Excerpted passage →
"""
Mumbai Tigers
- Full name: Mumbai Tigers Football Club
- Founded: 2012; 14 years ago (as Dodsal FC)
- Dissolved: 2014; 12 years ago
- Owner: Dodsal Group
- Chairman: Rajen Kilachand
- Manager: Bimal Ghosh
- League: I-League 2nd Division
- 2013: First Season

= Mumbai Tigers FC =

Former Indian association football club

Mumbai Tigers Football Club (formerly known as Dodsal FC) was an Indian professional football club based in Mumbai, Maharashtra. The club were formed in May 2012 as Dodsal Football Club with the aim of becoming the biggest football club in India and one of the biggest in Asia. They have completed in the I-League 2nd Division alongside Mumbai Football League.

==History==
Towards the end of May 2012 it was announced that Indian owned company Dodsal Group wanted to start a football club in the city of Mumbai and name it Dodsal Football Club. The club registered with the Mumbai District Football Association and quickly outlined that their main goal would be to qualify for the I-League, which is India's top football competition, by 2013. The club is supposed to be run in the same way Manchester City F.C. of the Premier League is run, as company chairman Rajen Kilachand is in touch with City owner Sheikh Mansour.
"""
Reproduce the Mumbai Tigers FC passage above in full, word for word.

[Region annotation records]
"""
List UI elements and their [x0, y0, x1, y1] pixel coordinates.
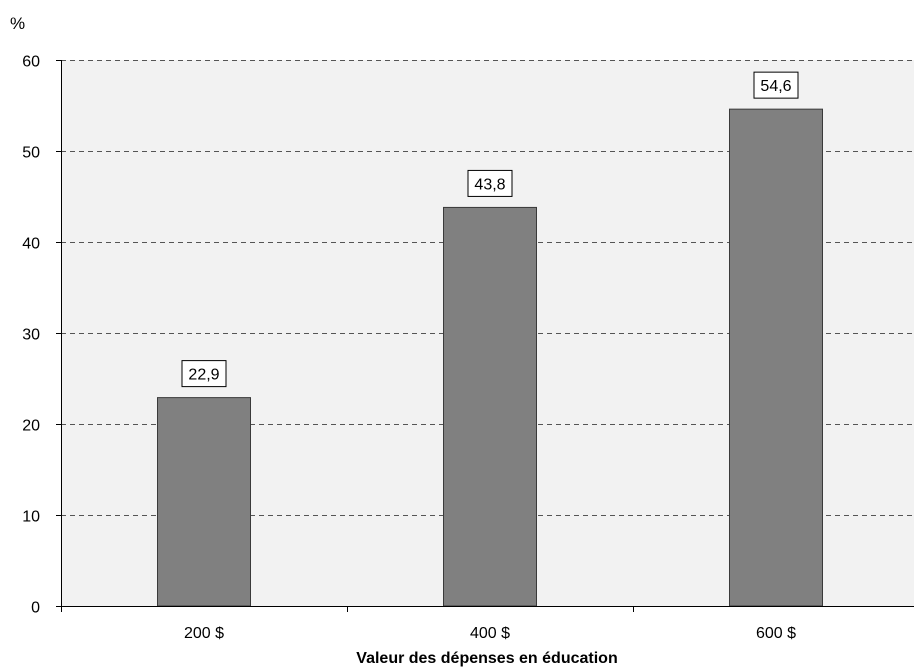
data-label: 54,6 [760, 78, 791, 95]
data-label-box [753, 71, 799, 99]
x-tick-label: 400 $ [470, 625, 510, 642]
y-tick-label: 30 [22, 327, 40, 344]
data-label: 22,9 [188, 367, 219, 384]
y-tick-label: 40 [22, 236, 40, 253]
y-tick-labels: 0 10 20 30 40 50 60 [22, 54, 40, 617]
data-label-box [467, 169, 513, 197]
y-axis-unit: % [10, 14, 25, 33]
axes [56, 60, 914, 612]
bar [729, 108, 823, 607]
x-tick-labels: 200 $ 400 $ 600 $ [184, 625, 796, 642]
x-axis-title: Valeur des dépenses en éducation [356, 650, 617, 667]
y-tick-label: 50 [22, 145, 40, 162]
bar [443, 206, 537, 607]
x-tick-label: 600 $ [756, 625, 796, 642]
x-tick-label: 200 $ [184, 625, 224, 642]
y-tick-label: 0 [31, 600, 40, 617]
data-labels: 22,9 43,8 54,6 [181, 71, 799, 388]
bar [157, 397, 251, 607]
bars [157, 108, 823, 607]
y-tick-label: 10 [22, 509, 40, 526]
y-tick-label: 60 [22, 54, 40, 71]
data-label-box [181, 360, 227, 388]
data-label: 43,8 [474, 176, 505, 193]
y-tick-label: 20 [22, 418, 40, 435]
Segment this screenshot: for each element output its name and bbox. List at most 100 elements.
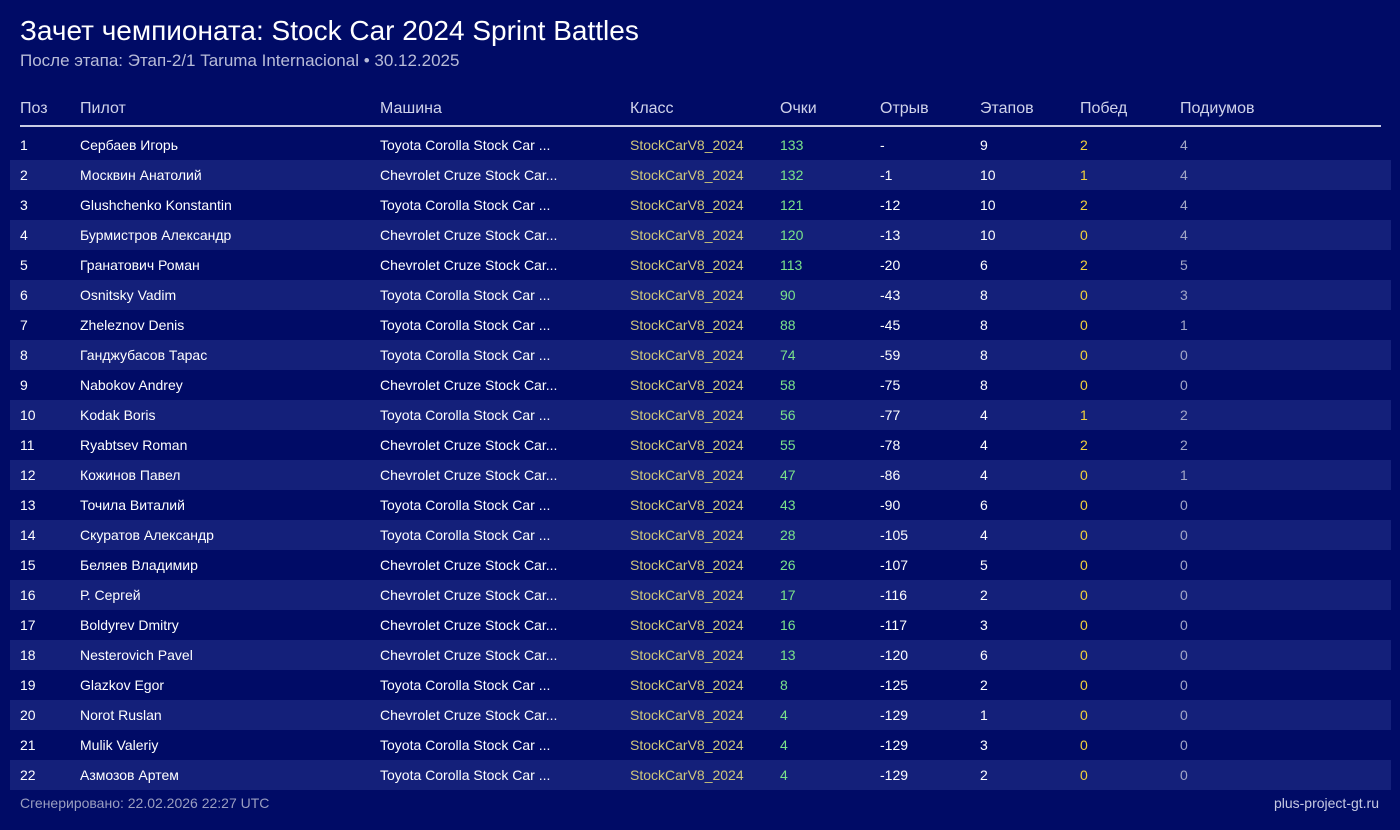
cell-pilot: Р. Сергей — [80, 587, 141, 603]
cell-pos: 8 — [20, 347, 28, 363]
column-header-pos: Поз — [20, 100, 48, 117]
cell-car: Toyota Corolla Stock Car ... — [380, 287, 551, 303]
cell-gap: -129 — [880, 737, 909, 753]
cell-class: StockCarV8_2024 — [630, 227, 744, 243]
cell-class: StockCarV8_2024 — [630, 497, 744, 513]
cell-stages: 4 — [980, 467, 988, 483]
cell-stages: 8 — [980, 377, 988, 393]
cell-podiums: 4 — [1180, 227, 1188, 243]
cell-points: 58 — [780, 377, 796, 393]
cell-podiums: 0 — [1180, 707, 1188, 723]
cell-wins: 0 — [1080, 227, 1088, 243]
cell-pos: 1 — [20, 137, 28, 153]
cell-podiums: 3 — [1180, 287, 1188, 303]
cell-points: 132 — [780, 167, 804, 183]
cell-pos: 22 — [20, 767, 36, 783]
cell-gap: -78 — [880, 437, 901, 453]
cell-pos: 13 — [20, 497, 36, 513]
table-row: 11 Ryabtsev Roman Chevrolet Cruze Stock Ca… — [10, 430, 1391, 460]
cell-stages: 1 — [980, 707, 988, 723]
table-row: 6 Osnitsky Vadim Toyota Corolla Stock Car … — [10, 280, 1391, 310]
cell-gap: -45 — [880, 317, 901, 333]
table-row: 5 Гранатович Роман Chevrolet Cruze Stock C… — [10, 250, 1391, 280]
generated-timestamp: Сгенерировано: 22.02.2026 22:27 UTC — [20, 795, 270, 811]
cell-gap: -20 — [880, 257, 901, 273]
cell-car: Toyota Corolla Stock Car ... — [380, 137, 551, 153]
table-row: 22 Азмозов Артем Toyota Corolla Stock Car … — [10, 760, 1391, 790]
cell-pos: 7 — [20, 317, 28, 333]
table-header: Поз Пилот Машина Класс Очки Отрыв Этапов… — [20, 94, 1381, 127]
cell-pos: 18 — [20, 647, 36, 663]
cell-stages: 6 — [980, 647, 988, 663]
cell-stages: 2 — [980, 587, 988, 603]
cell-pilot: Ryabtsev Roman — [80, 437, 188, 453]
cell-stages: 6 — [980, 497, 988, 513]
table-row: 9 Nabokov Andrey Chevrolet Cruze Stock Car… — [10, 370, 1391, 400]
cell-class: StockCarV8_2024 — [630, 707, 744, 723]
cell-gap: -59 — [880, 347, 901, 363]
cell-stages: 2 — [980, 767, 988, 783]
cell-points: 13 — [780, 647, 796, 663]
standings-table: Поз Пилот Машина Класс Очки Отрыв Этапов… — [10, 94, 1391, 790]
cell-car: Chevrolet Cruze Stock Car... — [380, 467, 558, 483]
cell-pilot: Norot Ruslan — [80, 707, 162, 723]
cell-points: 121 — [780, 197, 804, 213]
cell-podiums: 4 — [1180, 197, 1188, 213]
cell-points: 56 — [780, 407, 796, 423]
cell-stages: 8 — [980, 287, 988, 303]
cell-points: 8 — [780, 677, 788, 693]
cell-class: StockCarV8_2024 — [630, 137, 744, 153]
cell-podiums: 0 — [1180, 347, 1188, 363]
column-header-podiums: Подиумов — [1180, 100, 1255, 117]
column-header-stages: Этапов — [980, 100, 1034, 117]
table-row: 18 Nesterovich Pavel Chevrolet Cruze Stock… — [10, 640, 1391, 670]
column-header-class: Класс — [630, 100, 674, 117]
cell-gap: -105 — [880, 527, 909, 543]
cell-podiums: 0 — [1180, 617, 1188, 633]
cell-class: StockCarV8_2024 — [630, 437, 744, 453]
cell-pilot: Nabokov Andrey — [80, 377, 183, 393]
cell-pilot: Гранатович Роман — [80, 257, 200, 273]
column-header-gap: Отрыв — [880, 100, 929, 117]
site-link[interactable]: plus-project-gt.ru — [1273, 795, 1379, 811]
cell-wins: 0 — [1080, 767, 1088, 783]
cell-class: StockCarV8_2024 — [630, 617, 744, 633]
table-row: 2 Москвин Анатолий Chevrolet Cruze Stock C… — [10, 160, 1391, 190]
cell-pilot: Mulik Valeriy — [80, 737, 159, 753]
cell-wins: 2 — [1080, 437, 1088, 453]
cell-wins: 0 — [1080, 707, 1088, 723]
cell-stages: 4 — [980, 407, 988, 423]
table-body: 1 Сербаев Игорь Toyota Corolla Stock Car .… — [10, 130, 1391, 790]
cell-points: 133 — [780, 137, 804, 153]
cell-gap: -75 — [880, 377, 901, 393]
cell-class: StockCarV8_2024 — [630, 587, 744, 603]
cell-pilot: Бурмистров Александр — [80, 227, 232, 243]
cell-wins: 0 — [1080, 317, 1088, 333]
column-header-wins: Побед — [1080, 100, 1128, 117]
cell-podiums: 0 — [1180, 527, 1188, 543]
table-row: 3 Glushchenko Konstantin Toyota Corolla St… — [10, 190, 1391, 220]
cell-podiums: 0 — [1180, 377, 1188, 393]
cell-stages: 3 — [980, 737, 988, 753]
cell-gap: -125 — [880, 677, 909, 693]
cell-class: StockCarV8_2024 — [630, 257, 744, 273]
cell-podiums: 5 — [1180, 257, 1188, 273]
cell-wins: 0 — [1080, 527, 1088, 543]
cell-podiums: 0 — [1180, 557, 1188, 573]
table-row: 14 Скуратов Александр Toyota Corolla Stock… — [10, 520, 1391, 550]
cell-points: 88 — [780, 317, 796, 333]
cell-car: Chevrolet Cruze Stock Car... — [380, 257, 558, 273]
cell-car: Toyota Corolla Stock Car ... — [380, 677, 551, 693]
table-row: 4 Бурмистров Александр Chevrolet Cruze Sto… — [10, 220, 1391, 250]
cell-podiums: 4 — [1180, 137, 1188, 153]
cell-pos: 16 — [20, 587, 36, 603]
table-row: 8 Ганджубасов Тарас Toyota Corolla Stock C… — [10, 340, 1391, 370]
cell-stages: 5 — [980, 557, 988, 573]
cell-points: 74 — [780, 347, 796, 363]
cell-gap: -90 — [880, 497, 901, 513]
cell-car: Chevrolet Cruze Stock Car... — [380, 587, 558, 603]
cell-podiums: 0 — [1180, 587, 1188, 603]
cell-car: Toyota Corolla Stock Car ... — [380, 197, 551, 213]
cell-podiums: 4 — [1180, 167, 1188, 183]
cell-stages: 3 — [980, 617, 988, 633]
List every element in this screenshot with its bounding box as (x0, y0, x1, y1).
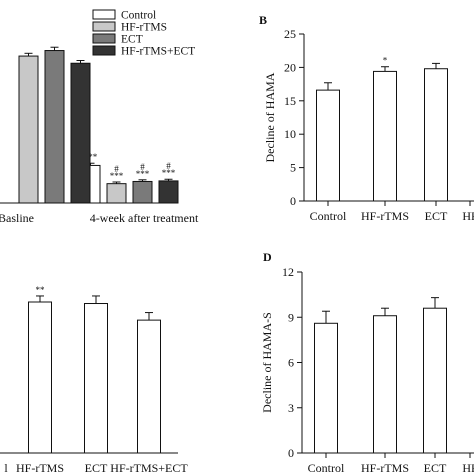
panel-d-category-label: Control (308, 461, 345, 474)
panel-a-legend-swatch (92, 21, 116, 32)
panel-b-category-label: Control (310, 209, 347, 223)
panel-c-category-label: ECT (85, 461, 108, 474)
panel-b-category-label: HF-rTMS (361, 209, 409, 223)
panel-a-legend-swatch (92, 45, 116, 56)
panel-b-category-label: ECT (425, 209, 448, 223)
panel-d-letter: D (263, 250, 272, 264)
panel-b-y-tick-label: 10 (284, 127, 296, 141)
panel-b-bar-ect (424, 68, 448, 202)
panel-c-bar-hf-rtms (28, 301, 52, 454)
panel-b-letter: B (259, 13, 267, 27)
panel-d-y-tick-label: 6 (288, 356, 294, 370)
panel-d-y-tick-label: 12 (282, 265, 294, 279)
panel-d-bar-control (314, 322, 338, 454)
panel-a-bar-ect-0 (44, 50, 65, 204)
panel-a-significance-mark: # (166, 161, 171, 171)
panel-a-bar-hf-rtms-ect-1 (158, 180, 179, 204)
panel-c-category-label: l (4, 461, 8, 474)
panel-a-significance-mark: *** (162, 168, 176, 178)
panel-a-legend-swatch (92, 33, 116, 44)
panel-b-bar-control (316, 89, 340, 202)
panel-b-y-axis-title: Decline of HAMA (263, 72, 277, 162)
panel-a-legend-swatch (92, 9, 116, 20)
panel-a-legend-label: ECT (121, 34, 143, 46)
panel-c-significance-mark: ** (36, 285, 46, 295)
panel-d-category-label: HF-rTMS (361, 461, 409, 474)
panel-d-bar-ect (423, 307, 447, 454)
panel-a-group-label: 4-week after treatment (90, 211, 199, 225)
panel-a-bar-ect-1 (132, 180, 153, 204)
panel-c-bar-ect (84, 303, 108, 454)
panel-b-y-tick-label: 15 (284, 94, 296, 108)
panel-a-group-label: Basline (0, 211, 34, 225)
panel-b-bar-hf-rtms (373, 70, 397, 202)
panel-d-category-label: ECT (424, 461, 447, 474)
panel-a-significance-mark: # (114, 164, 119, 174)
panel-a-significance-mark: # (140, 162, 145, 172)
panel-b-category-label: HF (462, 209, 474, 223)
panel-a-significance-mark: *** (84, 152, 98, 162)
panel-a-significance-mark: *** (136, 169, 150, 179)
panel-a-legend-label: HF-rTMS (121, 22, 167, 34)
panel-d-category-label: HF (462, 461, 474, 474)
panel-a-legend-label: Control (121, 10, 156, 22)
panel-b-y-tick-label: 25 (284, 27, 296, 41)
panel-c-category-label: HF-rTMS (16, 461, 64, 474)
panel-d-y-tick-label: 3 (288, 401, 294, 415)
panel-d-y-tick-label: 9 (288, 310, 294, 324)
panel-a-bar-hf-rtms-0 (18, 55, 39, 204)
panel-b-significance-mark: * (383, 56, 388, 66)
panel-d-bar-hf-rtms (373, 315, 397, 454)
panel-a-legend-label: HF-rTMS+ECT (121, 46, 195, 58)
panel-d-y-tick-label: 0 (288, 446, 294, 460)
panel-c-category-label: HF-rTMS+ECT (110, 461, 188, 474)
panel-b-y-tick-label: 0 (290, 194, 296, 208)
panel-d-y-axis-title: Decline of HAMA-S (260, 312, 274, 413)
panel-b-y-tick-label: 20 (284, 60, 296, 74)
panel-a-bar-hf-rtms-1 (106, 183, 127, 204)
panel-a-significance-mark: *** (110, 171, 124, 181)
panel-c-bar-hf-rtms-ect (137, 319, 161, 454)
panel-a-bar-hf-rtms-ect-0 (70, 62, 91, 204)
panel-b-y-tick-label: 5 (290, 161, 296, 175)
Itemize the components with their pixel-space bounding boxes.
"""
Solution below →
Mumbai Tigers
- Full name: Mumbai Tigers Football Club
- Founded: 2012; 14 years ago (as Dodsal FC)
- Dissolved: 2014; 12 years ago
- Owner: Dodsal Group
- Chairman: Rajen Kilachand
- Manager: Bimal Ghosh
- League: I-League 2nd Division
- 2013: First Season

= Mumbai Tigers FC =

Former Indian association football club

Mumbai Tigers Football Club (formerly known as Dodsal FC) was an Indian professional football club based in Mumbai, Maharashtra. The club were formed in May 2012 as Dodsal Football Club with the aim of becoming the biggest football club in India and one of the biggest in Asia. They have completed in the I-League 2nd Division alongside Mumbai Football League.

==History==
Towards the end of May 2012 it was announced that Indian owned company Dodsal Group wanted to start a football club in the city of Mumbai and name it Dodsal Football Club. The club registered with the Mumbai District Football Association and quickly outlined that their main goal would be to qualify for the I-League, which is India's top football competition, by 2013. The club is supposed to be run in the same way Manchester City F.C. of the Premier League is run, as company chairman Rajen Kilachand is in touch with City owner Sheikh Mansour.